__Provided entries__
● ● ●

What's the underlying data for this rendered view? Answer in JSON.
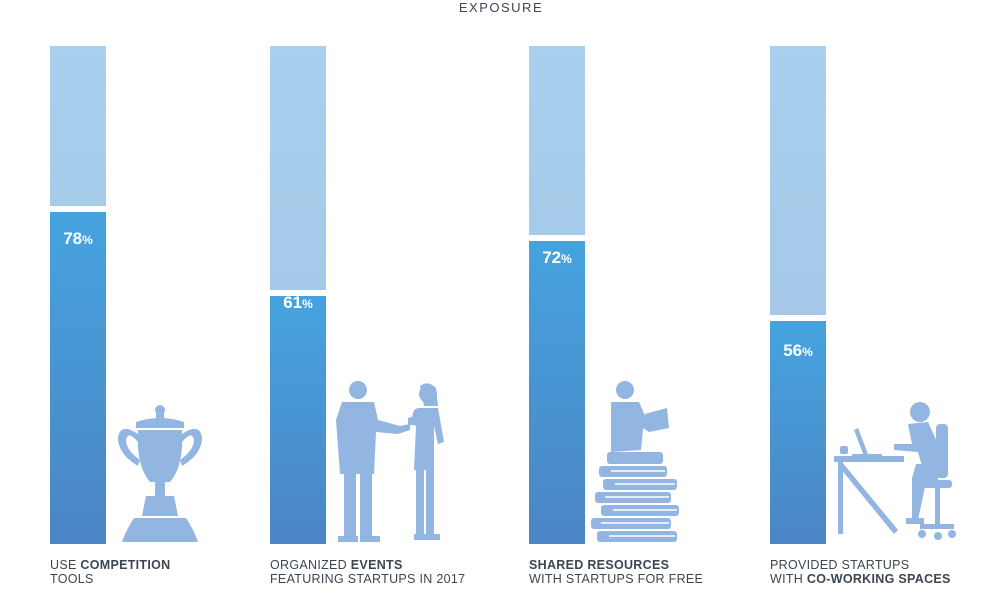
{
  "title": "EXPOSURE",
  "chart_data": {
    "type": "bar",
    "title": "EXPOSURE",
    "ylim": [
      0,
      100
    ],
    "categories": [
      "USE COMPETITION TOOLS",
      "ORGANIZED EVENTS FEATURING STARTUPS IN 2017",
      "SHARED RESOURCES WITH STARTUPS FOR FREE",
      "PROVIDED STARTUPS WITH CO-WORKING SPACES"
    ],
    "values": [
      78,
      61,
      72,
      56
    ],
    "value_labels": [
      "78",
      "61",
      "72",
      "56"
    ],
    "value_suffix": "%",
    "colors": {
      "fill": "#4a90d4",
      "track": "#a6c8e8",
      "illustration": "#93b5e1",
      "text": "#3d4550"
    }
  },
  "labels": [
    {
      "line1_plain": "USE ",
      "line1_bold": "COMPETITION",
      "line2_plain": "TOOLS",
      "line2_bold": ""
    },
    {
      "line1_plain": "ORGANIZED ",
      "line1_bold": "EVENTS",
      "line2_plain": "FEATURING STARTUPS IN 2017",
      "line2_bold": ""
    },
    {
      "line1_plain": "",
      "line1_bold": "SHARED RESOURCES",
      "line2_plain": "WITH STARTUPS FOR FREE",
      "line2_bold": ""
    },
    {
      "line1_plain": "PROVIDED STARTUPS",
      "line1_bold": "",
      "line2_plain": "WITH ",
      "line2_bold": "CO-WORKING SPACES"
    }
  ],
  "illustrations": [
    "trophy-icon",
    "business-people-icon",
    "reader-on-books-icon",
    "person-at-desk-icon"
  ]
}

● ● ●

__Exercise requirements__
Return the entries unchanged, save for the pictures, which do not belong in the copy.

__Answer__
What's the underlying data for this rendered view? Answer in JSON.
{
  "title": "EXPOSURE",
  "chart_data": {
    "type": "bar",
    "title": "EXPOSURE",
    "ylim": [
      0,
      100
    ],
    "categories": [
      "USE COMPETITION TOOLS",
      "ORGANIZED EVENTS FEATURING STARTUPS IN 2017",
      "SHARED RESOURCES WITH STARTUPS FOR FREE",
      "PROVIDED STARTUPS WITH CO-WORKING SPACES"
    ],
    "values": [
      78,
      61,
      72,
      56
    ],
    "value_labels": [
      "78",
      "61",
      "72",
      "56"
    ],
    "value_suffix": "%",
    "colors": {
      "fill": "#4a90d4",
      "track": "#a6c8e8",
      "illustration": "#93b5e1",
      "text": "#3d4550"
    }
  },
  "labels": [
    {
      "line1_plain": "USE ",
      "line1_bold": "COMPETITION",
      "line2_plain": "TOOLS",
      "line2_bold": ""
    },
    {
      "line1_plain": "ORGANIZED ",
      "line1_bold": "EVENTS",
      "line2_plain": "FEATURING STARTUPS IN 2017",
      "line2_bold": ""
    },
    {
      "line1_plain": "",
      "line1_bold": "SHARED RESOURCES",
      "line2_plain": "WITH STARTUPS FOR FREE",
      "line2_bold": ""
    },
    {
      "line1_plain": "PROVIDED STARTUPS",
      "line1_bold": "",
      "line2_plain": "WITH ",
      "line2_bold": "CO-WORKING SPACES"
    }
  ],
  "illustrations": [
    "trophy-icon",
    "business-people-icon",
    "reader-on-books-icon",
    "person-at-desk-icon"
  ]
}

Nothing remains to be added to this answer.